Copy out all lines that carry the word "Fréquence".

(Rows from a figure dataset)
──────
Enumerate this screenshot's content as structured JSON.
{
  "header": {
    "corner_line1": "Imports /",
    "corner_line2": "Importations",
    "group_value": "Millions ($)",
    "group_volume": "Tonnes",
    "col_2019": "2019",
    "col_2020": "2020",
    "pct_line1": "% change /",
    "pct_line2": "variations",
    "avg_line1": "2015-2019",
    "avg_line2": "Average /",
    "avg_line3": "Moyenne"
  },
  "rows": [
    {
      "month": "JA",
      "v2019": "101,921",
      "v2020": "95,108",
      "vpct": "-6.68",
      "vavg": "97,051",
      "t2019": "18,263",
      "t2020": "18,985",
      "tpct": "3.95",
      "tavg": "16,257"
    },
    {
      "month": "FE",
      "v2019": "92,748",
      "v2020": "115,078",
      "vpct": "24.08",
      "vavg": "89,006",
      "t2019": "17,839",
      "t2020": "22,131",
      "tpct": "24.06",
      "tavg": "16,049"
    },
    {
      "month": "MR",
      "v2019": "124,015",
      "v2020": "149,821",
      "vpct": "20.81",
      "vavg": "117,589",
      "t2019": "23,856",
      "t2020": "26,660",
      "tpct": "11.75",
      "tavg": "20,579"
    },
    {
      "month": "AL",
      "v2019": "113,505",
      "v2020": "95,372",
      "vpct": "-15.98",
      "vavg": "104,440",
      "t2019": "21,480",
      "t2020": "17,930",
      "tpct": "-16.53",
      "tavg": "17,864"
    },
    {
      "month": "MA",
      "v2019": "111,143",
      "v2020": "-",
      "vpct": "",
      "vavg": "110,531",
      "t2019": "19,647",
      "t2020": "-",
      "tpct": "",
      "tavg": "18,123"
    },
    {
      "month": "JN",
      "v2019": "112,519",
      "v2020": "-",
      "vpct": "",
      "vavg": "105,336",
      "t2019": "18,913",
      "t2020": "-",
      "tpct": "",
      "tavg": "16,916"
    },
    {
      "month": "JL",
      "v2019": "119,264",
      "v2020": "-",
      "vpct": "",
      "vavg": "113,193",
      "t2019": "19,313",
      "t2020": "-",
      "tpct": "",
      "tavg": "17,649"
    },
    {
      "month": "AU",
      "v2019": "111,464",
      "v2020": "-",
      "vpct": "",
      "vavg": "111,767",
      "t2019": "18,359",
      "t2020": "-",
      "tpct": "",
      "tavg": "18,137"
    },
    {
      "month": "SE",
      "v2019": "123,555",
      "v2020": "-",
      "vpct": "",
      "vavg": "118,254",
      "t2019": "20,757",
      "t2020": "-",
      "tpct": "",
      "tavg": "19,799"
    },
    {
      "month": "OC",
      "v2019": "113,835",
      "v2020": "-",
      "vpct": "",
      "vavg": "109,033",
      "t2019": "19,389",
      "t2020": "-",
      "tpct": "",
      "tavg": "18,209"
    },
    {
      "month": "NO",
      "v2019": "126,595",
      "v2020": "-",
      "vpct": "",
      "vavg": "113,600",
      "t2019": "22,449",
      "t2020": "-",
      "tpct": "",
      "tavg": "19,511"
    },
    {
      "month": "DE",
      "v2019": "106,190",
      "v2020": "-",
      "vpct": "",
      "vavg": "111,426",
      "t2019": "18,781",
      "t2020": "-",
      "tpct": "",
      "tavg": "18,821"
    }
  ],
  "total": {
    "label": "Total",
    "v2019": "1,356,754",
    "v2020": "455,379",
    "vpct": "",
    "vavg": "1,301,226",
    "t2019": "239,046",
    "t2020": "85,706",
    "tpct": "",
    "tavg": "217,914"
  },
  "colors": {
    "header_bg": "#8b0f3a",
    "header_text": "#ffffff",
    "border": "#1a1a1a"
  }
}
──────
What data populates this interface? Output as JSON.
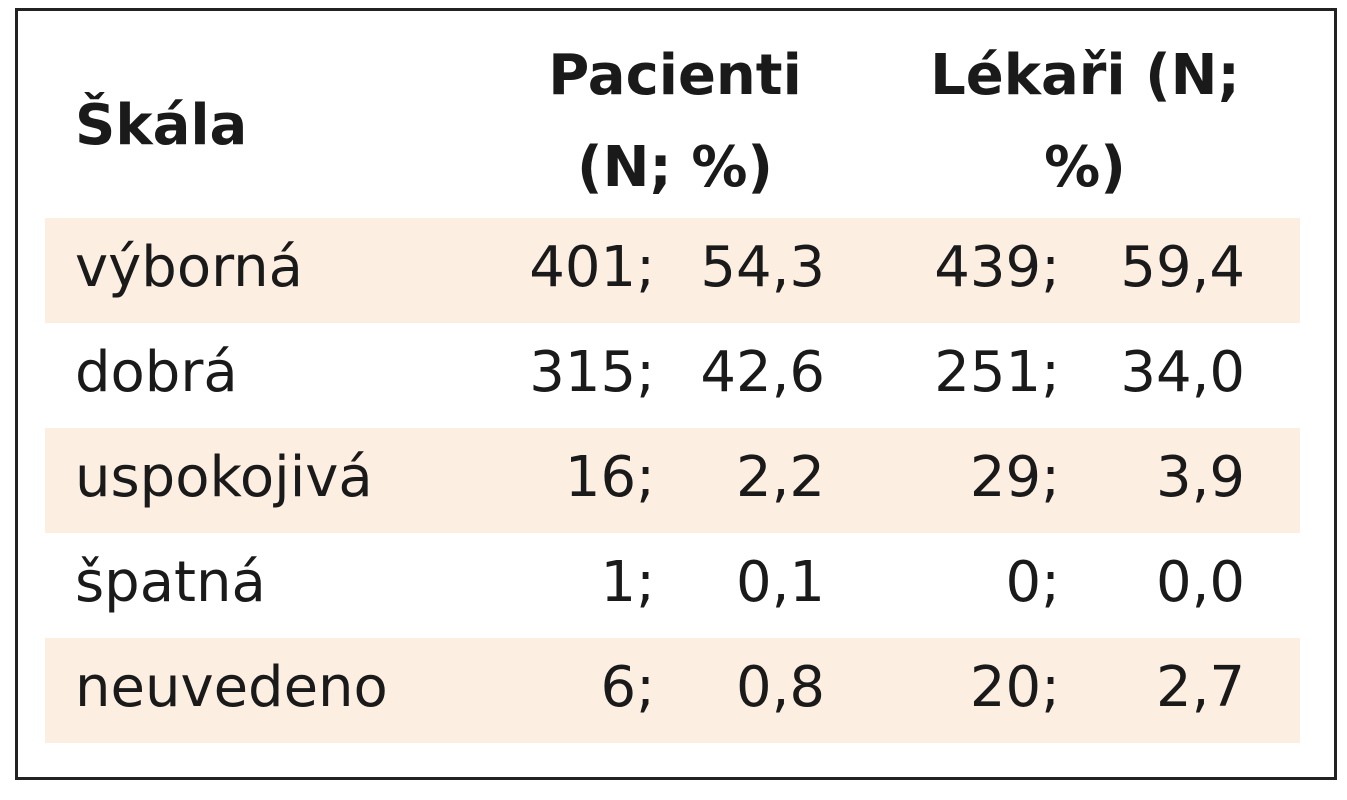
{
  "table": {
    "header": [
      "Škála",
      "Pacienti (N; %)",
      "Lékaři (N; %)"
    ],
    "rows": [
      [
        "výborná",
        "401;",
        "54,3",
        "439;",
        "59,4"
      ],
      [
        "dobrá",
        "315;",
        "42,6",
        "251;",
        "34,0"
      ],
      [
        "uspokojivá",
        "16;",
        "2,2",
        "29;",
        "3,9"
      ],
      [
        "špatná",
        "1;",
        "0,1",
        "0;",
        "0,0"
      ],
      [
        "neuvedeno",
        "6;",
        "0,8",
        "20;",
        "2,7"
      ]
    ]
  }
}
──────
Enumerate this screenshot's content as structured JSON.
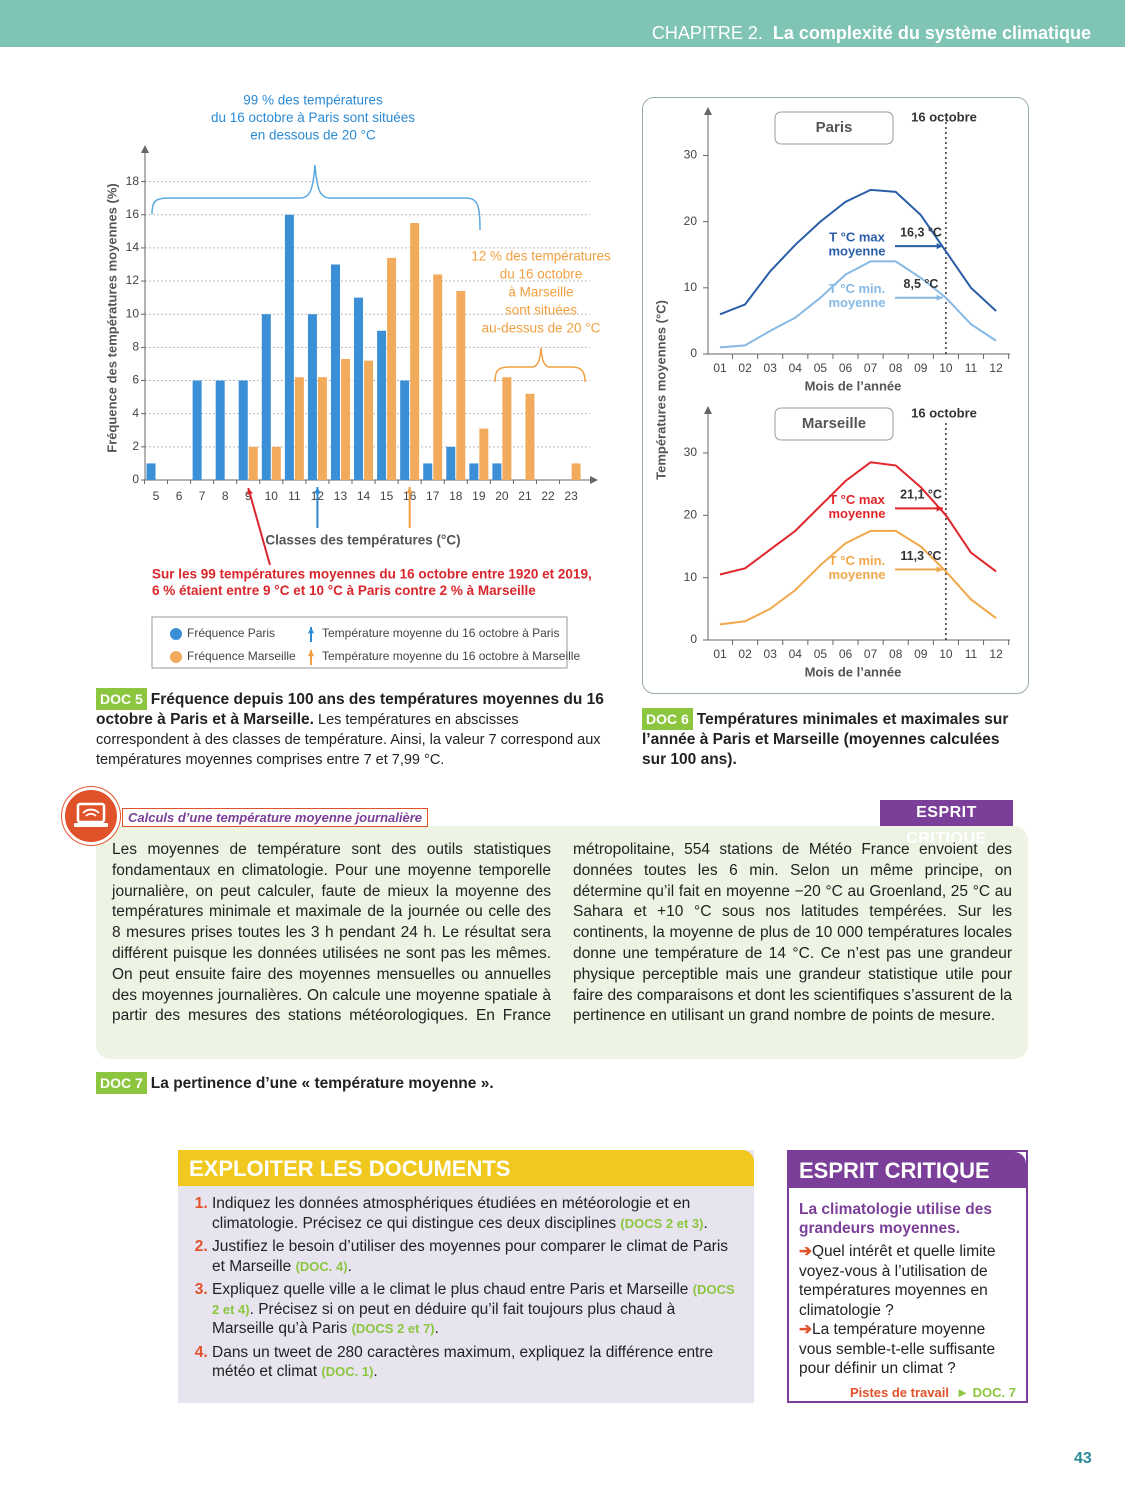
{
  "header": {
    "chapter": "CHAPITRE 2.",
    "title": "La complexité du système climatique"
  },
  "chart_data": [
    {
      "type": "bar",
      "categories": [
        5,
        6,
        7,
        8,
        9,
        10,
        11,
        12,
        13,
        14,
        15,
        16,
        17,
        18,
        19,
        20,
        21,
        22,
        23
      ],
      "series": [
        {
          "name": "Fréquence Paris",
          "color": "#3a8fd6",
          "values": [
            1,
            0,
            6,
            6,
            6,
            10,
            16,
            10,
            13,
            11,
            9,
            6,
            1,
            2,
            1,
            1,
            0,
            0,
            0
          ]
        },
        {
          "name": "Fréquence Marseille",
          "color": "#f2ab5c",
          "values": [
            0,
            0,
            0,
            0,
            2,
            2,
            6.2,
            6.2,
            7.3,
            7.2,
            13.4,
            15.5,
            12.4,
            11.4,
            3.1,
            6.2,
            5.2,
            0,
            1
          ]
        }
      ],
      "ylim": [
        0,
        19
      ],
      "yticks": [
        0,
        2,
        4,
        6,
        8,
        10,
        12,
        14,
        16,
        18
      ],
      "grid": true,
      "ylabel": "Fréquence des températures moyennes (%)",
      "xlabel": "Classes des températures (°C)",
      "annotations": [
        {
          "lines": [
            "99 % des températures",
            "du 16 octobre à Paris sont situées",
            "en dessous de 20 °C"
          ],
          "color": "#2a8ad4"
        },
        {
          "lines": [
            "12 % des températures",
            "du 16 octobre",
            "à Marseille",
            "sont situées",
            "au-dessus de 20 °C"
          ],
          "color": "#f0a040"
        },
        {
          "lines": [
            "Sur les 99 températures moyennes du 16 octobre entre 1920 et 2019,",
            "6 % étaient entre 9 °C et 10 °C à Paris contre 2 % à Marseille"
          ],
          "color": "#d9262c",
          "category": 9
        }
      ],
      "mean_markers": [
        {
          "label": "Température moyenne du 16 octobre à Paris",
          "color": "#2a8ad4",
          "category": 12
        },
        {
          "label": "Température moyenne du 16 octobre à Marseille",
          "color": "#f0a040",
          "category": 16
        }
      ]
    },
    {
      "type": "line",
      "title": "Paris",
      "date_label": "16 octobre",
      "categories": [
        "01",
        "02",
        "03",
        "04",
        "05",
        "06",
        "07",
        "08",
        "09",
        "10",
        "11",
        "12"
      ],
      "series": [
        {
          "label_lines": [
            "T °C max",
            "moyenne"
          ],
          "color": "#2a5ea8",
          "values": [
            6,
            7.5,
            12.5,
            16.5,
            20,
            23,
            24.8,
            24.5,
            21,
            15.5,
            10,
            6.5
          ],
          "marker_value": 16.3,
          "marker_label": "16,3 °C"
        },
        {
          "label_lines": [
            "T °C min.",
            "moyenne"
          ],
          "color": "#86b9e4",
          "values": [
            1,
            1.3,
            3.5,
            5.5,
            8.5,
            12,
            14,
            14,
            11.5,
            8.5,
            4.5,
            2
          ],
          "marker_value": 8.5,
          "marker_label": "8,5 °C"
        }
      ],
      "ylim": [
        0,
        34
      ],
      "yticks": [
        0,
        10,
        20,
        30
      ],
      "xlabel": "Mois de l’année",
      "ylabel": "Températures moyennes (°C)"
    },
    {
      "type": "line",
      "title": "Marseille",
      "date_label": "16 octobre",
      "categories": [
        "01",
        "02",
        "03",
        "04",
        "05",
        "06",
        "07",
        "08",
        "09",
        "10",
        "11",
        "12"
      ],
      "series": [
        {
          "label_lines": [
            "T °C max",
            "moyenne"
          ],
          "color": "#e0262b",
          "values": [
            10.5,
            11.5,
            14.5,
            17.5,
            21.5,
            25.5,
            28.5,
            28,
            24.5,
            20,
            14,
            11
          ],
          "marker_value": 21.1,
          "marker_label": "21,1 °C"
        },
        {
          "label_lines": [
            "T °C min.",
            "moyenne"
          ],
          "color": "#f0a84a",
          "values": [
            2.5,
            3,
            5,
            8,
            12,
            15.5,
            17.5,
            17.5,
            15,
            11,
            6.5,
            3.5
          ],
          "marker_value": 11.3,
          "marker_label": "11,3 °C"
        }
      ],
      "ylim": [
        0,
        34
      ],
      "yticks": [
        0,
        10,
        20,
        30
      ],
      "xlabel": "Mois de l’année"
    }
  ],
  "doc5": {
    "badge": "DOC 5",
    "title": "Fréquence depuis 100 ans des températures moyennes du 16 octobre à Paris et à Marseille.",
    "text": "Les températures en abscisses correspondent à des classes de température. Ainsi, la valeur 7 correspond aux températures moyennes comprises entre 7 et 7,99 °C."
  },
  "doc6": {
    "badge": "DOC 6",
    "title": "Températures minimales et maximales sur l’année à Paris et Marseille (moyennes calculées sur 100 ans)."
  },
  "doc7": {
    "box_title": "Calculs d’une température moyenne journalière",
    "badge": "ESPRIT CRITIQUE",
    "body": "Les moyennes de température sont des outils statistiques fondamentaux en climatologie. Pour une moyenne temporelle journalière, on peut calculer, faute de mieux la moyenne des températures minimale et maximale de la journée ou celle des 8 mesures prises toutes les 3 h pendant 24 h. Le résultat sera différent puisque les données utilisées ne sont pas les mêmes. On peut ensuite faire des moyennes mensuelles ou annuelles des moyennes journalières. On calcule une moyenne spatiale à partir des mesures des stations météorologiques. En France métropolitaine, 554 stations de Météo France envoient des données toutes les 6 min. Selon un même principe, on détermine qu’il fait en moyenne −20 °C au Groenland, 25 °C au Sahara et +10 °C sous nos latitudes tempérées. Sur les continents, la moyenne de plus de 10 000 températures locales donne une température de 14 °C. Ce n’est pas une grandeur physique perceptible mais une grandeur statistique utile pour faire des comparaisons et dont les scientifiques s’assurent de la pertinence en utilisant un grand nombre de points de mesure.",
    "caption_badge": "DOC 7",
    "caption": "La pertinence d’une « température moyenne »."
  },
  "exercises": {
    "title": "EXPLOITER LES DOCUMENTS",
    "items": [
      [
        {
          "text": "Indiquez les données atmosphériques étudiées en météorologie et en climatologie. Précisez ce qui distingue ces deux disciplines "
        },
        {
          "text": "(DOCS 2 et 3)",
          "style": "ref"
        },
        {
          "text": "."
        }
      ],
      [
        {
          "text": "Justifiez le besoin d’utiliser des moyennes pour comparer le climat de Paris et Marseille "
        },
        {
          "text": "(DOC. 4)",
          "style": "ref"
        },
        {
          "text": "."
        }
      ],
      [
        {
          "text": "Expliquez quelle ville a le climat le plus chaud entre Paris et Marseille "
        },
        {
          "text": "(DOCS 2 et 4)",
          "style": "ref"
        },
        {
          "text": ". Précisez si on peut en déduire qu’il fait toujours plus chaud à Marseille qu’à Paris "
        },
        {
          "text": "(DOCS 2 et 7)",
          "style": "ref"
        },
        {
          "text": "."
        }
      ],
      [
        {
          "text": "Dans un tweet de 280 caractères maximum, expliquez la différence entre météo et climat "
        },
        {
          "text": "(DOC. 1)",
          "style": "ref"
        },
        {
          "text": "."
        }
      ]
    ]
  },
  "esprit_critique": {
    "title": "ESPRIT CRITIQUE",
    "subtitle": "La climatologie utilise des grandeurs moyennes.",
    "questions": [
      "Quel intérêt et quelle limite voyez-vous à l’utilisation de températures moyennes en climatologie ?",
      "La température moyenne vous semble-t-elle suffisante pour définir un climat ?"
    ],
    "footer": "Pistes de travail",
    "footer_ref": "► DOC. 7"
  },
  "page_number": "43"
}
──────
#### [Response]
          "name": "Fréquence Paris",
          "name": "Fréquence Marseille",
      "ylabel": "Fréquence des températures moyennes (%)",
    "title": "Fréquence depuis 100 ans des températures moyennes du 16 octobre à Paris et à Marseille.",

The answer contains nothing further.